Every line of the data that contains the string "median" must be copied.

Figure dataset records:
§ §

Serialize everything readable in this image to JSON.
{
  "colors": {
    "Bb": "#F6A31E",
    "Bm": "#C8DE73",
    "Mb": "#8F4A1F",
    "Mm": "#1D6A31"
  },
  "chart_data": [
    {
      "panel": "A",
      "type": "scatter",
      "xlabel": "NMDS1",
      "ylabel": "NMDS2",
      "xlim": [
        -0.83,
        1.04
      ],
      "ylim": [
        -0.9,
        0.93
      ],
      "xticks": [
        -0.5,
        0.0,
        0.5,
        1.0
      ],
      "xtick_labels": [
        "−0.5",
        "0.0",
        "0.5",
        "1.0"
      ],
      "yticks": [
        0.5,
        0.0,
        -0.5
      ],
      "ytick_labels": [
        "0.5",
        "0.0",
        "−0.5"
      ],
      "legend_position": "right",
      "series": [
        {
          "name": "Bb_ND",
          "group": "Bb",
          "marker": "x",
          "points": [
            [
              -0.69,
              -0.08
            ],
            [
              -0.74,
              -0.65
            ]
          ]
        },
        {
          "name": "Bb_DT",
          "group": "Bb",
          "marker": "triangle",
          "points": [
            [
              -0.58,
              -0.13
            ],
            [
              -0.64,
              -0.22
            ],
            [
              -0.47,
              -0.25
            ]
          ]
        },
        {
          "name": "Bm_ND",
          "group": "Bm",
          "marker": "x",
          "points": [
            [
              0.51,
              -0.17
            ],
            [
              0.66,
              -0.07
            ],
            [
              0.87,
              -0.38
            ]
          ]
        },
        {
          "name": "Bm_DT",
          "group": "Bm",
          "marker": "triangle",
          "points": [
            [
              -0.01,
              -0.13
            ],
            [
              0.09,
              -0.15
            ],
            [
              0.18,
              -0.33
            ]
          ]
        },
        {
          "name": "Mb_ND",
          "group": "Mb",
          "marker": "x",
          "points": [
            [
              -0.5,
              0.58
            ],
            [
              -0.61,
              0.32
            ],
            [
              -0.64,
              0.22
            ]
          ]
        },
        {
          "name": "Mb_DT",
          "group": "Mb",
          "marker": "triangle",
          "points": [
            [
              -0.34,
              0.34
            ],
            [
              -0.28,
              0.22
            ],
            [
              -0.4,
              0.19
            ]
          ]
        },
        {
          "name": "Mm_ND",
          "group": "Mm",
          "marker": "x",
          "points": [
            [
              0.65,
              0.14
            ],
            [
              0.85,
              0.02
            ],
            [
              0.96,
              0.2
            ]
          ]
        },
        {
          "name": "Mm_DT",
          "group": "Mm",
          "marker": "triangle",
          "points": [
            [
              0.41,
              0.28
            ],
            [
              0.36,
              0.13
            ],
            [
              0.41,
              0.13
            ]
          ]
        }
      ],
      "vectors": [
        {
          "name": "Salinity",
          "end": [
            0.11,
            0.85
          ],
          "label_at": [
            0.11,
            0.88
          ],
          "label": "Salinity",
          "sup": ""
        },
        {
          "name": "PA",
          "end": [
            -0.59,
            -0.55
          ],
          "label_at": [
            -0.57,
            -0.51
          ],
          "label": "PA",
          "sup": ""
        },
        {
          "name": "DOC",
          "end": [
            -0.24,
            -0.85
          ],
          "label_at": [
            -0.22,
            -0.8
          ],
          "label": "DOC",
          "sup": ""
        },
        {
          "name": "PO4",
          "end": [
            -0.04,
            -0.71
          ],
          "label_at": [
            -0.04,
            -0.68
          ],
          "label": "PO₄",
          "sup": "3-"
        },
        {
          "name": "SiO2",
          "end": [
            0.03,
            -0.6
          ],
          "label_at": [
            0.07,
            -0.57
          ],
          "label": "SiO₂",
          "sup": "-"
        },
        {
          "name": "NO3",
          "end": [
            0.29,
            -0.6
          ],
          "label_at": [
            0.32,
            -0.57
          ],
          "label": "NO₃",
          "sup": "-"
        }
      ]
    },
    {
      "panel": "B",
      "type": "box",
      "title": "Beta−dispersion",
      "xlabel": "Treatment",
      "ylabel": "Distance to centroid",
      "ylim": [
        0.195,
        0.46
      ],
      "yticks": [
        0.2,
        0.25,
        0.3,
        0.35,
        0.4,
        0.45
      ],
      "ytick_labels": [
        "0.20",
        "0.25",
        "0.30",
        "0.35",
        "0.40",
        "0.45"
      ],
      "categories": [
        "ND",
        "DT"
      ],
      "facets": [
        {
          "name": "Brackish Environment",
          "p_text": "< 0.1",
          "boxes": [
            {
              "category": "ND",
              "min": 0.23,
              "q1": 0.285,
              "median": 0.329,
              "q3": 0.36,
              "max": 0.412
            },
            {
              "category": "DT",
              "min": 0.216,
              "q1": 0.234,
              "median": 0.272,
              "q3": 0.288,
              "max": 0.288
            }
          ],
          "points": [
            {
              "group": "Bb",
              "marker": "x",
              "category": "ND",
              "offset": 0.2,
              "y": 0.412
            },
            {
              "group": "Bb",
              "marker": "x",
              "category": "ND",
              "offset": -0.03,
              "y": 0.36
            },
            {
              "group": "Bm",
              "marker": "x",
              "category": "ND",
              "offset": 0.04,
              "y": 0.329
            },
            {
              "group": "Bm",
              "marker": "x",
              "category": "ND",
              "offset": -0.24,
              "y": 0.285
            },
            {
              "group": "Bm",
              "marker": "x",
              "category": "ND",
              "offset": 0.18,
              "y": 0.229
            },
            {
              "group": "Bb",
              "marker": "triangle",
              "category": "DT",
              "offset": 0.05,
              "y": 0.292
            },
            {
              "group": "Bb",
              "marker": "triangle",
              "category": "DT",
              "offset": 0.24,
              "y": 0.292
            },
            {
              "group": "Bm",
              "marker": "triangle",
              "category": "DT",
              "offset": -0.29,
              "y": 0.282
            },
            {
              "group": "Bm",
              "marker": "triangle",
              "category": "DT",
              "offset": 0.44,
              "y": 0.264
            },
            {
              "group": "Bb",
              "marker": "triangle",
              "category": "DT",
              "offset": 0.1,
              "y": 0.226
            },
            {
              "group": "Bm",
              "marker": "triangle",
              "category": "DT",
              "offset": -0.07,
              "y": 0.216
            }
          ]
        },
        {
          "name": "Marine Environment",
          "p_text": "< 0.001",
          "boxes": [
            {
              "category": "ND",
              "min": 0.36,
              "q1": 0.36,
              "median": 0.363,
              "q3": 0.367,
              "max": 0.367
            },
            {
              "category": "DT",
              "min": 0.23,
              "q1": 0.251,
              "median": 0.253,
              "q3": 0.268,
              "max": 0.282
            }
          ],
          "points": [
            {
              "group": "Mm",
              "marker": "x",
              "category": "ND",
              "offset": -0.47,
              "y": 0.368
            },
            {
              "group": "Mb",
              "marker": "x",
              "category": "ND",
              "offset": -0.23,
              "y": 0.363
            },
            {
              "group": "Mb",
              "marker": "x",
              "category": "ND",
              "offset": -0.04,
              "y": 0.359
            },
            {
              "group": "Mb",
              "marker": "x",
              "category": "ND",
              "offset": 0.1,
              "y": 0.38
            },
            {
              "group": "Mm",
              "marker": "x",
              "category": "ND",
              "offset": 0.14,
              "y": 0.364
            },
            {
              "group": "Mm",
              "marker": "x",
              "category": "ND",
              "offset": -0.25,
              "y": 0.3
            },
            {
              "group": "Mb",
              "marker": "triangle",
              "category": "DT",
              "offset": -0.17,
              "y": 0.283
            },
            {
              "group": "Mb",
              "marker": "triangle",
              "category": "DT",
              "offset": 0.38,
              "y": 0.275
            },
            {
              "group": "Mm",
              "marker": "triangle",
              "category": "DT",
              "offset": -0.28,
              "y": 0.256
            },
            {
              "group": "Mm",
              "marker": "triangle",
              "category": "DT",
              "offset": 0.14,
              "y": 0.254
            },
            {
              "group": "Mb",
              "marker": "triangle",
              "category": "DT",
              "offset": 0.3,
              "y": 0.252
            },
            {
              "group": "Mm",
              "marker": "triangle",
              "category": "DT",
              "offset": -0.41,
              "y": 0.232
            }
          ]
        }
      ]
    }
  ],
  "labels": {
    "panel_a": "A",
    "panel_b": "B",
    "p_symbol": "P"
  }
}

§ §

• ANSWER BELOW:
              "median": 0.329,
              "median": 0.272,
              "median": 0.363,
              "median": 0.253,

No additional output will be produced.